Records from a data source:
○ ○ ○ ○ ○

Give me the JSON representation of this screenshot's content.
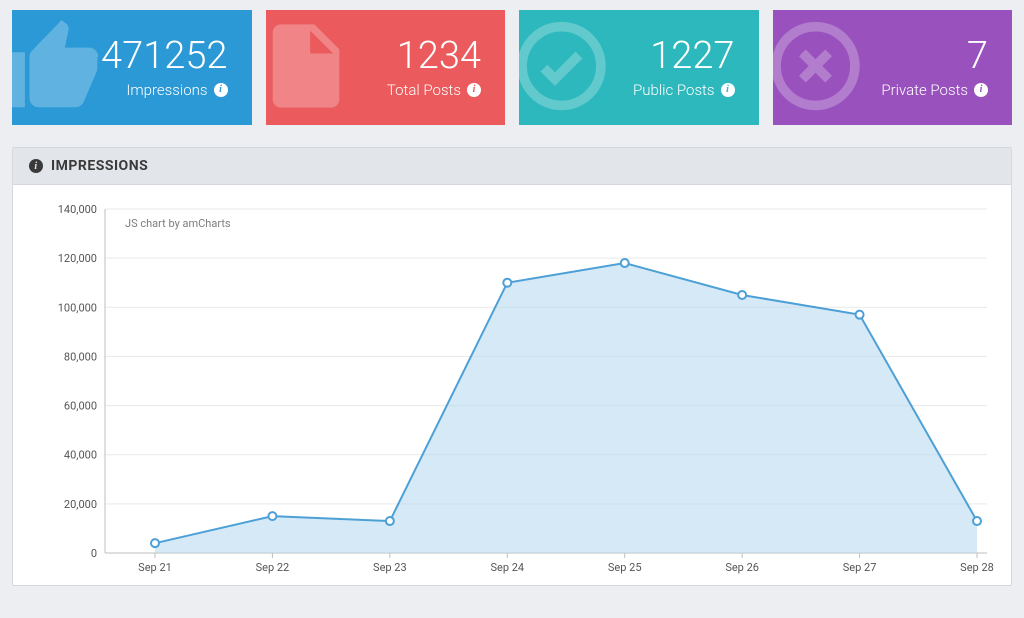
{
  "cards": [
    {
      "value": "471252",
      "label": "Impressions",
      "bg": "#2a99d6",
      "icon": "thumbs-up"
    },
    {
      "value": "1234",
      "label": "Total Posts",
      "bg": "#eb5b5d",
      "icon": "file"
    },
    {
      "value": "1227",
      "label": "Public Posts",
      "bg": "#2db8bd",
      "icon": "check-circle"
    },
    {
      "value": "7",
      "label": "Private Posts",
      "bg": "#9951bd",
      "icon": "x-circle"
    }
  ],
  "panel": {
    "title": "IMPRESSIONS"
  },
  "chart": {
    "type": "area",
    "credit": "JS chart by amCharts",
    "x_categories": [
      "Sep 21",
      "Sep 22",
      "Sep 23",
      "Sep 24",
      "Sep 25",
      "Sep 26",
      "Sep 27",
      "Sep 28"
    ],
    "y_values": [
      4000,
      15000,
      13000,
      110000,
      118000,
      105000,
      97000,
      13000
    ],
    "ylim": [
      0,
      140000
    ],
    "ytick_step": 20000,
    "ytick_labels": [
      "0",
      "20,000",
      "40,000",
      "60,000",
      "80,000",
      "100,000",
      "120,000",
      "140,000"
    ],
    "line_color": "#4ca0d6",
    "fill_color": "#b2d9ef",
    "point_stroke": "#4ca0d6",
    "point_fill": "#ffffff",
    "grid_color": "#e9e9e9",
    "axis_color": "#bfbfbf",
    "label_fontsize": 11,
    "background_color": "#ffffff",
    "point_radius": 4,
    "line_width": 2
  }
}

○ ○ ○ ○ ○

What this task involves -
Transcribe the complete set of entries verbatim. No pictures belong in the copy.

The solution -
Give me the JSON representation of this screenshot's content.
{
  "cards": [
    {
      "value": "471252",
      "label": "Impressions",
      "bg": "#2a99d6",
      "icon": "thumbs-up"
    },
    {
      "value": "1234",
      "label": "Total Posts",
      "bg": "#eb5b5d",
      "icon": "file"
    },
    {
      "value": "1227",
      "label": "Public Posts",
      "bg": "#2db8bd",
      "icon": "check-circle"
    },
    {
      "value": "7",
      "label": "Private Posts",
      "bg": "#9951bd",
      "icon": "x-circle"
    }
  ],
  "panel": {
    "title": "IMPRESSIONS"
  },
  "chart": {
    "type": "area",
    "credit": "JS chart by amCharts",
    "x_categories": [
      "Sep 21",
      "Sep 22",
      "Sep 23",
      "Sep 24",
      "Sep 25",
      "Sep 26",
      "Sep 27",
      "Sep 28"
    ],
    "y_values": [
      4000,
      15000,
      13000,
      110000,
      118000,
      105000,
      97000,
      13000
    ],
    "ylim": [
      0,
      140000
    ],
    "ytick_step": 20000,
    "ytick_labels": [
      "0",
      "20,000",
      "40,000",
      "60,000",
      "80,000",
      "100,000",
      "120,000",
      "140,000"
    ],
    "line_color": "#4ca0d6",
    "fill_color": "#b2d9ef",
    "point_stroke": "#4ca0d6",
    "point_fill": "#ffffff",
    "grid_color": "#e9e9e9",
    "axis_color": "#bfbfbf",
    "label_fontsize": 11,
    "background_color": "#ffffff",
    "point_radius": 4,
    "line_width": 2
  }
}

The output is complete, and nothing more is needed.